== Problem to work on ==
Repeat every line exactly, keeping the pictures out of the copy.

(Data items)
* start *

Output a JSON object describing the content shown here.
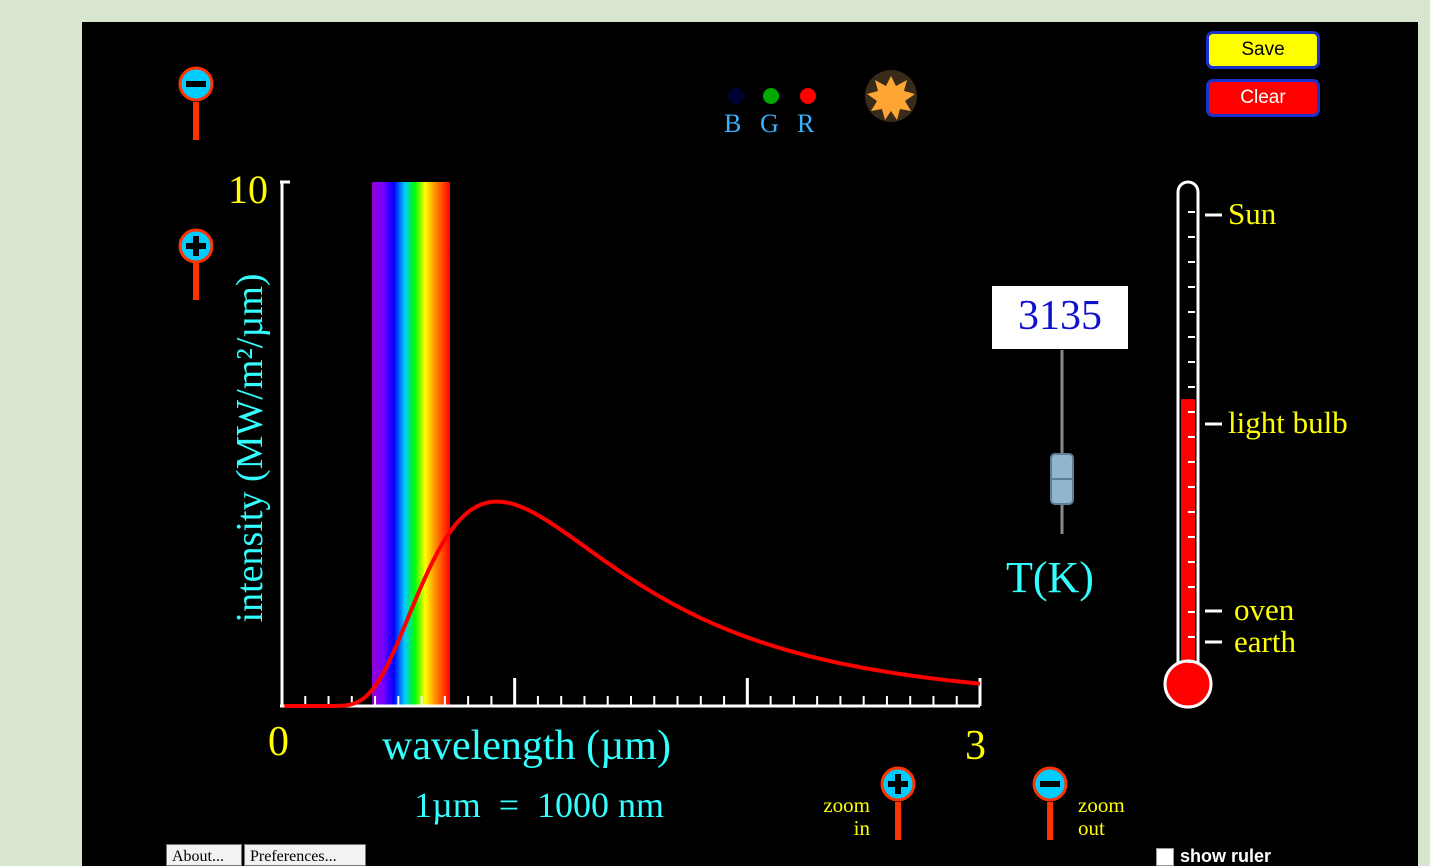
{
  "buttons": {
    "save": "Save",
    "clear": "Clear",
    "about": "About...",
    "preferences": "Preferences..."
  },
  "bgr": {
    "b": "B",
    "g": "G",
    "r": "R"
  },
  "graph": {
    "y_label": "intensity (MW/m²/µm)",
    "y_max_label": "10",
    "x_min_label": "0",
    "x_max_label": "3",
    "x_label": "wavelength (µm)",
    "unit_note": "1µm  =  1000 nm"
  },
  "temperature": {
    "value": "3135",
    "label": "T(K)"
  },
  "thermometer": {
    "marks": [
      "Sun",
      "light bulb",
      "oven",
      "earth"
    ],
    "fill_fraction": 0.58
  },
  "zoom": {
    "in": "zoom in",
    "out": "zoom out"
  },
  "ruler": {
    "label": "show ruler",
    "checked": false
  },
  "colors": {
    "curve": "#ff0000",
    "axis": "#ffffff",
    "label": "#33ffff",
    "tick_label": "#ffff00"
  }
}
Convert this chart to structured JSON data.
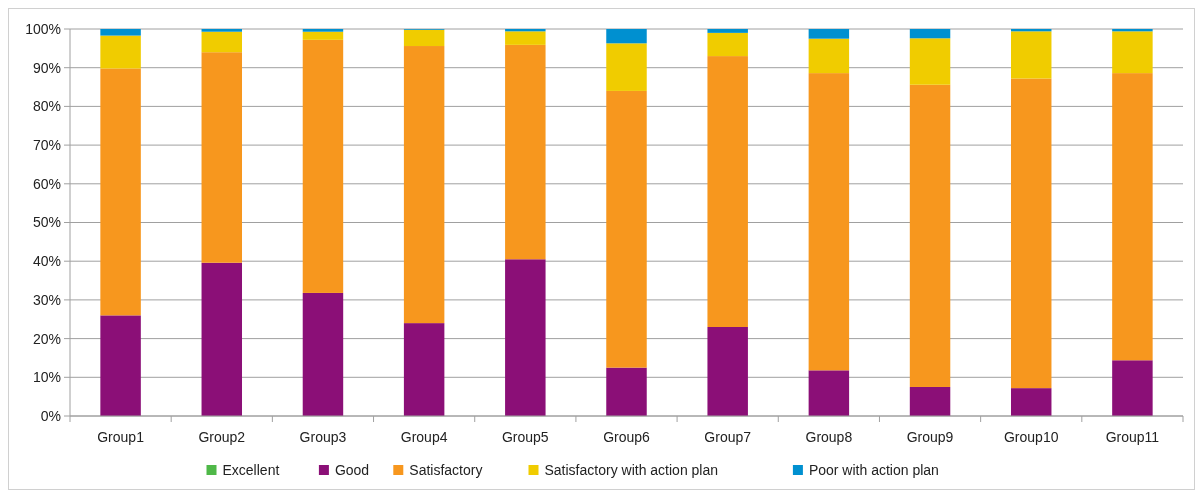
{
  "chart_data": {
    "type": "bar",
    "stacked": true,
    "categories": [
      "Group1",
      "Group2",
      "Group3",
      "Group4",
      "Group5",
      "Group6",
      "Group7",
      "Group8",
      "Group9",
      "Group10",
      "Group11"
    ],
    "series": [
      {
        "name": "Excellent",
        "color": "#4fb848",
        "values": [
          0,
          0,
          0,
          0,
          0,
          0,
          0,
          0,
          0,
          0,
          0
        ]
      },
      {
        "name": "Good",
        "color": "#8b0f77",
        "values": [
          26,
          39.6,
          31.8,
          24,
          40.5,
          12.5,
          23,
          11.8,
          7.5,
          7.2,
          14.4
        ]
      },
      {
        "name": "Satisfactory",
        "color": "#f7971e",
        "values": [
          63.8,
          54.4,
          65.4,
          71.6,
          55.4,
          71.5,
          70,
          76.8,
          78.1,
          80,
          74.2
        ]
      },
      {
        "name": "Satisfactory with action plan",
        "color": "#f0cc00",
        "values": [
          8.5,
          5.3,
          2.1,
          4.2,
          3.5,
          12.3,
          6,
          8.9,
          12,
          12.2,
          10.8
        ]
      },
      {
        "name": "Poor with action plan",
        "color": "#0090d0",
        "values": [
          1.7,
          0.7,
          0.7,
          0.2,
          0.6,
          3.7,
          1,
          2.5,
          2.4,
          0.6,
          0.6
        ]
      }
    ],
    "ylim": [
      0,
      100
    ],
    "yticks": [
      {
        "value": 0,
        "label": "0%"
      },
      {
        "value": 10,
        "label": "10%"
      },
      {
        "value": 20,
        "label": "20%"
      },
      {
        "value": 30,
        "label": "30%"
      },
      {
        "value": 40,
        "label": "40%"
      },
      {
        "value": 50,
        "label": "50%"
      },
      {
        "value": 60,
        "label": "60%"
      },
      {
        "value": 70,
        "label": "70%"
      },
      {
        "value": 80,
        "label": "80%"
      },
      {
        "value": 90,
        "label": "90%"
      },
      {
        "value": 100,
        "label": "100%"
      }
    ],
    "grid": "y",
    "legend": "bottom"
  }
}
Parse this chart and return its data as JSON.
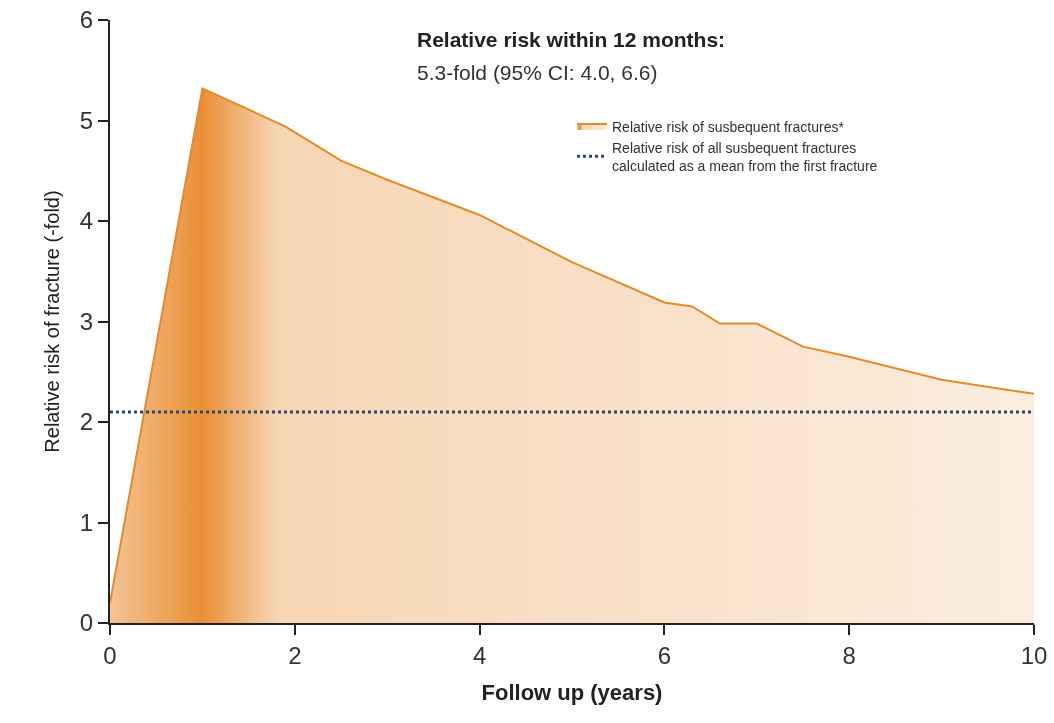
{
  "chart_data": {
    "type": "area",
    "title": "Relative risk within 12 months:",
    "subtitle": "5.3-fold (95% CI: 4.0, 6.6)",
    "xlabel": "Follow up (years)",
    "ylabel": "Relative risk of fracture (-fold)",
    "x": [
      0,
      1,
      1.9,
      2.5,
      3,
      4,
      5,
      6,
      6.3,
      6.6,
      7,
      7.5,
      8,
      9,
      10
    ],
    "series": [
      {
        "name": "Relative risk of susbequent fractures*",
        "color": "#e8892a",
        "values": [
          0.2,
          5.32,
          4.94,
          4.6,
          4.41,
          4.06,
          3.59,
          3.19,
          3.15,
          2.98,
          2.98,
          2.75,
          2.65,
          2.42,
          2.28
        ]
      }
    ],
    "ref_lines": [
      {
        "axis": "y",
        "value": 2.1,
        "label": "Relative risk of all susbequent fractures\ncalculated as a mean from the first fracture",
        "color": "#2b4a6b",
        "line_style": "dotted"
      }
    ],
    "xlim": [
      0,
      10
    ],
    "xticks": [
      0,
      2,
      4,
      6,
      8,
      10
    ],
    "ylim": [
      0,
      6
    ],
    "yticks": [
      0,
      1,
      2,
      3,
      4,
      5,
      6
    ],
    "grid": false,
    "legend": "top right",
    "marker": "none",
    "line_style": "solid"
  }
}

* end *

== Solution below ==
Output a JSON object describing the content shown here.
{
  "buttons": {
    "save": "Save",
    "clear": "Clear",
    "about": "About...",
    "preferences": "Preferences..."
  },
  "bgr": {
    "b": "B",
    "g": "G",
    "r": "R"
  },
  "graph": {
    "y_label": "intensity (MW/m²/µm)",
    "y_max_label": "10",
    "x_min_label": "0",
    "x_max_label": "3",
    "x_label": "wavelength (µm)",
    "unit_note": "1µm  =  1000 nm"
  },
  "temperature": {
    "value": "3135",
    "label": "T(K)"
  },
  "thermometer": {
    "marks": [
      "Sun",
      "light bulb",
      "oven",
      "earth"
    ],
    "fill_fraction": 0.58
  },
  "zoom": {
    "in": "zoom in",
    "out": "zoom out"
  },
  "ruler": {
    "label": "show ruler",
    "checked": false
  },
  "colors": {
    "curve": "#ff0000",
    "axis": "#ffffff",
    "label": "#33ffff",
    "tick_label": "#ffff00"
  }
}
Convert this chart to structured JSON data.
{
  "chart_data": {
    "type": "bar",
    "stacked": true,
    "categories": [
      "Group1",
      "Group2",
      "Group3",
      "Group4",
      "Group5",
      "Group6",
      "Group7",
      "Group8",
      "Group9",
      "Group10",
      "Group11"
    ],
    "series": [
      {
        "name": "Excellent",
        "color": "#4fb848",
        "values": [
          0,
          0,
          0,
          0,
          0,
          0,
          0,
          0,
          0,
          0,
          0
        ]
      },
      {
        "name": "Good",
        "color": "#8b0f77",
        "values": [
          26,
          39.6,
          31.8,
          24,
          40.5,
          12.5,
          23,
          11.8,
          7.5,
          7.2,
          14.4
        ]
      },
      {
        "name": "Satisfactory",
        "color": "#f7971e",
        "values": [
          63.8,
          54.4,
          65.4,
          71.6,
          55.4,
          71.5,
          70,
          76.8,
          78.1,
          80,
          74.2
        ]
      },
      {
        "name": "Satisfactory with action plan",
        "color": "#f0cc00",
        "values": [
          8.5,
          5.3,
          2.1,
          4.2,
          3.5,
          12.3,
          6,
          8.9,
          12,
          12.2,
          10.8
        ]
      },
      {
        "name": "Poor with action plan",
        "color": "#0090d0",
        "values": [
          1.7,
          0.7,
          0.7,
          0.2,
          0.6,
          3.7,
          1,
          2.5,
          2.4,
          0.6,
          0.6
        ]
      }
    ],
    "ylim": [
      0,
      100
    ],
    "yticks": [
      {
        "value": 0,
        "label": "0%"
      },
      {
        "value": 10,
        "label": "10%"
      },
      {
        "value": 20,
        "label": "20%"
      },
      {
        "value": 30,
        "label": "30%"
      },
      {
        "value": 40,
        "label": "40%"
      },
      {
        "value": 50,
        "label": "50%"
      },
      {
        "value": 60,
        "label": "60%"
      },
      {
        "value": 70,
        "label": "70%"
      },
      {
        "value": 80,
        "label": "80%"
      },
      {
        "value": 90,
        "label": "90%"
      },
      {
        "value": 100,
        "label": "100%"
      }
    ],
    "grid": "y",
    "legend": "bottom"
  }
}
Parse this chart and return its data as JSON.
{
  "chart_data": {
    "type": "area",
    "title": "Relative risk within 12 months:",
    "subtitle": "5.3-fold (95% CI: 4.0, 6.6)",
    "xlabel": "Follow up (years)",
    "ylabel": "Relative risk of fracture (-fold)",
    "x": [
      0,
      1,
      1.9,
      2.5,
      3,
      4,
      5,
      6,
      6.3,
      6.6,
      7,
      7.5,
      8,
      9,
      10
    ],
    "series": [
      {
        "name": "Relative risk of susbequent fractures*",
        "color": "#e8892a",
        "values": [
          0.2,
          5.32,
          4.94,
          4.6,
          4.41,
          4.06,
          3.59,
          3.19,
          3.15,
          2.98,
          2.98,
          2.75,
          2.65,
          2.42,
          2.28
        ]
      }
    ],
    "ref_lines": [
      {
        "axis": "y",
        "value": 2.1,
        "label": "Relative risk of all susbequent fractures\ncalculated as a mean from the first fracture",
        "color": "#2b4a6b",
        "line_style": "dotted"
      }
    ],
    "xlim": [
      0,
      10
    ],
    "xticks": [
      0,
      2,
      4,
      6,
      8,
      10
    ],
    "ylim": [
      0,
      6
    ],
    "yticks": [
      0,
      1,
      2,
      3,
      4,
      5,
      6
    ],
    "grid": false,
    "legend": "top right",
    "marker": "none",
    "line_style": "solid"
  }
}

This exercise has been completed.